[STATED EXERCISE]: Repeat the records exactly. Every line must match.

[AVAILABLE RECORDS]:
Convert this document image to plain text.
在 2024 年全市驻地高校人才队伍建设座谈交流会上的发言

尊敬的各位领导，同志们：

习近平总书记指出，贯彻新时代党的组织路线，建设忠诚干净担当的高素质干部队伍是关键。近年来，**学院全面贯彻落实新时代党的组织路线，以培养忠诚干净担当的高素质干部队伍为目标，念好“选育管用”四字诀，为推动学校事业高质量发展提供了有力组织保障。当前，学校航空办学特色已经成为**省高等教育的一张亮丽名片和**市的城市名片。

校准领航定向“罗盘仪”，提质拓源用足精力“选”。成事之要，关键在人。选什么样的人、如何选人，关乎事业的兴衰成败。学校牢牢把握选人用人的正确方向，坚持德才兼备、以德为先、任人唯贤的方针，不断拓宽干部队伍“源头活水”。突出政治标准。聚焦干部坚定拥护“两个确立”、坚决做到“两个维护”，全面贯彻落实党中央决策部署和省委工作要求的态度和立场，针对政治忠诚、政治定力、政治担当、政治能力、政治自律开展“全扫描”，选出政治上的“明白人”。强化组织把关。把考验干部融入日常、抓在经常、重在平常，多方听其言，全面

[EXERCISE RESULT]:
Convert this document image to plain text.
在 2024 年全市驻地高校人才队伍建设座谈交流会上的发言

尊敬的各位领导，同志们：

习近平总书记指出，贯彻新时代党的组织路线，建设忠诚干净担当的高素质干部队伍是关键。近年来，**学院全面贯彻落实新时代党的组织路线，以培养忠诚干净担当的高素质干部队伍为目标，念好“选育管用”四字诀，为推动学校事业高质量发展提供了有力组织保障。当前，学校航空办学特色已经成为**省高等教育的一张亮丽名片和**市的城市名片。

校准领航定向“罗盘仪”，提质拓源用足精力“选”。成事之要，关键在人。选什么样的人、如何选人，关乎事业的兴衰成败。学校牢牢把握选人用人的正确方向，坚持德才兼备、以德为先、任人唯贤的方针，不断拓宽干部队伍“源头活水”。突出政治标准。聚焦干部坚定拥护“两个确立”、坚决做到“两个维护”，全面贯彻落实党中央决策部署和省委工作要求的态度和立场，针对政治忠诚、政治定力、政治担当、政治能力、政治自律开展“全扫描”，选出政治上的“明白人”。强化组织把关。把考验干部融入日常、抓在经常、重在平常，多方听其言，全面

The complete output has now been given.